**TASK INSTRUCTIONS**
Go through each line of the records below and count those with the word "gleich"; give only the total.

+++

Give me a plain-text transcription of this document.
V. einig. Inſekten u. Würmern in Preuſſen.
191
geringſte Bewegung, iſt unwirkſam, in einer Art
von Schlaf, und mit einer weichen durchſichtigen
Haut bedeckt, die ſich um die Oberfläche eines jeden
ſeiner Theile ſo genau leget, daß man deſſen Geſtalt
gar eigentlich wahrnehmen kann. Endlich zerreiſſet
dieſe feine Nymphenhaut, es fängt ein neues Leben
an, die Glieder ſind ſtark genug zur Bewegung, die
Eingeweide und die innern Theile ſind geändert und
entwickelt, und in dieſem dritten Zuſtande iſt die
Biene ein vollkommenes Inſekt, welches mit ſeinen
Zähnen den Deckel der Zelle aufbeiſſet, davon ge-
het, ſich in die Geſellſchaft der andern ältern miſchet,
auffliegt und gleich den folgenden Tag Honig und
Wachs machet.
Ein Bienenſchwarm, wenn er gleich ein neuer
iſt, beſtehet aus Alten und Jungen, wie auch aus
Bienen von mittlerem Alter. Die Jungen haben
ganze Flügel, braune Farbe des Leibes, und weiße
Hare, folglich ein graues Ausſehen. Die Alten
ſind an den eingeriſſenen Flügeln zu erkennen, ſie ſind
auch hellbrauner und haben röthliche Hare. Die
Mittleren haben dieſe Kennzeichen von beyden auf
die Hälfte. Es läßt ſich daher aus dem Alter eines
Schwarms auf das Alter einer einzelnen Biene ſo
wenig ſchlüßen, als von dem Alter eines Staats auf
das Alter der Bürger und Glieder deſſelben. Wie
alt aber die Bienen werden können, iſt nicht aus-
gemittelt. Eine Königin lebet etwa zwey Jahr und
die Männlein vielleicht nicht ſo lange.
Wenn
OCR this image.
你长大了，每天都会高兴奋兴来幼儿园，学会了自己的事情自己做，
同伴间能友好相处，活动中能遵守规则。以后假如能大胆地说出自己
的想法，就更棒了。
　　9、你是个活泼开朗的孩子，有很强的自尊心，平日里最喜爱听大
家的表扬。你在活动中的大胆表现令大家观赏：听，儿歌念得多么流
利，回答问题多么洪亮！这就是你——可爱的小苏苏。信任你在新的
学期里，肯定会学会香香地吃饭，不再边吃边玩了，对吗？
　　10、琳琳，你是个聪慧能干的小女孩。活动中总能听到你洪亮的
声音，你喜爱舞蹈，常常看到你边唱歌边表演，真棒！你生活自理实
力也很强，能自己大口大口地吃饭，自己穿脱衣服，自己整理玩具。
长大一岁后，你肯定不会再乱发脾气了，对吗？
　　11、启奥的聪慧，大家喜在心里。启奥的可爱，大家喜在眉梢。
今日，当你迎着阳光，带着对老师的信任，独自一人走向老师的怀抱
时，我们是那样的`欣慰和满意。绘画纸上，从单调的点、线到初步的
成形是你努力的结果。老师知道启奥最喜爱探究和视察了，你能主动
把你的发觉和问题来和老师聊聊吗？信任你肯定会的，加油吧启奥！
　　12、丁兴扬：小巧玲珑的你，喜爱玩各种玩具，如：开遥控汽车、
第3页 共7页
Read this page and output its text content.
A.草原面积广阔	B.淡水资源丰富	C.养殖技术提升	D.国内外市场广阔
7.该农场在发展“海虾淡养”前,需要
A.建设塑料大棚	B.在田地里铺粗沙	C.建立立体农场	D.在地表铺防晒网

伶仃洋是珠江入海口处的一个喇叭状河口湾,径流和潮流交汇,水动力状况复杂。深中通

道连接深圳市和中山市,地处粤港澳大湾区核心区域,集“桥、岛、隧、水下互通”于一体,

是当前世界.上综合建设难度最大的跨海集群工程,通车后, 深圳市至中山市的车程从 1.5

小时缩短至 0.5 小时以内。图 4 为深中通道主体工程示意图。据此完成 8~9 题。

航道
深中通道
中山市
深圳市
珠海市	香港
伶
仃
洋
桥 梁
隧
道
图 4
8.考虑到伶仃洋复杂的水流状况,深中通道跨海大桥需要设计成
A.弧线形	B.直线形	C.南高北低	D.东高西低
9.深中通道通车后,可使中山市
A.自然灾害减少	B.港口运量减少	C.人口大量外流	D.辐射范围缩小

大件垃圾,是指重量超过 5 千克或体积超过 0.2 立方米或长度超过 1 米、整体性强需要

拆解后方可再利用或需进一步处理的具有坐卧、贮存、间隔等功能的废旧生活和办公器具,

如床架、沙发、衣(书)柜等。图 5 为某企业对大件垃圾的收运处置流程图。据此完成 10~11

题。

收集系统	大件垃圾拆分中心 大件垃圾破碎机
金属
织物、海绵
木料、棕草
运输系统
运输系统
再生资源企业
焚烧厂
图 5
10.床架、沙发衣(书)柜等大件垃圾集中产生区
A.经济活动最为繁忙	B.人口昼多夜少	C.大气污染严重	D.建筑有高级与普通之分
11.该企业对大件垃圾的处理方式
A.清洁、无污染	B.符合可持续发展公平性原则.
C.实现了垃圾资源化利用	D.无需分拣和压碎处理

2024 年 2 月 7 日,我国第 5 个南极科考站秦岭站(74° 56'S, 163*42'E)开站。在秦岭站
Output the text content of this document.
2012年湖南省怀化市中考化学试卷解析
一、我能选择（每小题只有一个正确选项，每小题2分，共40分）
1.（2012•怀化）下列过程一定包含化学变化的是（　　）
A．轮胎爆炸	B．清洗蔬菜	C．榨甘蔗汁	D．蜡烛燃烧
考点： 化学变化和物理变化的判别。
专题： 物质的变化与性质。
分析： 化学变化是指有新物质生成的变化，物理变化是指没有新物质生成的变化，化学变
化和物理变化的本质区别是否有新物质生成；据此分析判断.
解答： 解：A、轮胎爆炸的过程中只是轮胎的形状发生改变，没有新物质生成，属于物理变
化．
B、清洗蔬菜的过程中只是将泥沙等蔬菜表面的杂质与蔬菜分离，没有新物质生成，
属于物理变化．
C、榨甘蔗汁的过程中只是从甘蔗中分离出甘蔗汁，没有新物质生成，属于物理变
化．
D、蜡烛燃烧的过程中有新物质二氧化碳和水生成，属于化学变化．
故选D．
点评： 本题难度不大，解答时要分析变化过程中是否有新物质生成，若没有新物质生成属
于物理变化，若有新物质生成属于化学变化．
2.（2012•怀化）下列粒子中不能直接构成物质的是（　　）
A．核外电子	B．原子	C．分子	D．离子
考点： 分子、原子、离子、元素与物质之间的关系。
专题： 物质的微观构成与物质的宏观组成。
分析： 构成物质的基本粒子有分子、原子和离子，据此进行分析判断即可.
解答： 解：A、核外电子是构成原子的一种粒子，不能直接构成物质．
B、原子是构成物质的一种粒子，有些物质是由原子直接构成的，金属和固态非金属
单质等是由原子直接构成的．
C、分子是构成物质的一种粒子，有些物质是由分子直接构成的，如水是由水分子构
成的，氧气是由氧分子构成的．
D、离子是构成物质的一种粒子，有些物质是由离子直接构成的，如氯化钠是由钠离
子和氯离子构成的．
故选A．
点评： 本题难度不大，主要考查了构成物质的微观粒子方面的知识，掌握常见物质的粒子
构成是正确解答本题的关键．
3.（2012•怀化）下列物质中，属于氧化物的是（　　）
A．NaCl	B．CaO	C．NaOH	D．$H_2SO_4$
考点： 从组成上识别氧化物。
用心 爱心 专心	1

+++

**ANSWER IN FULL**
2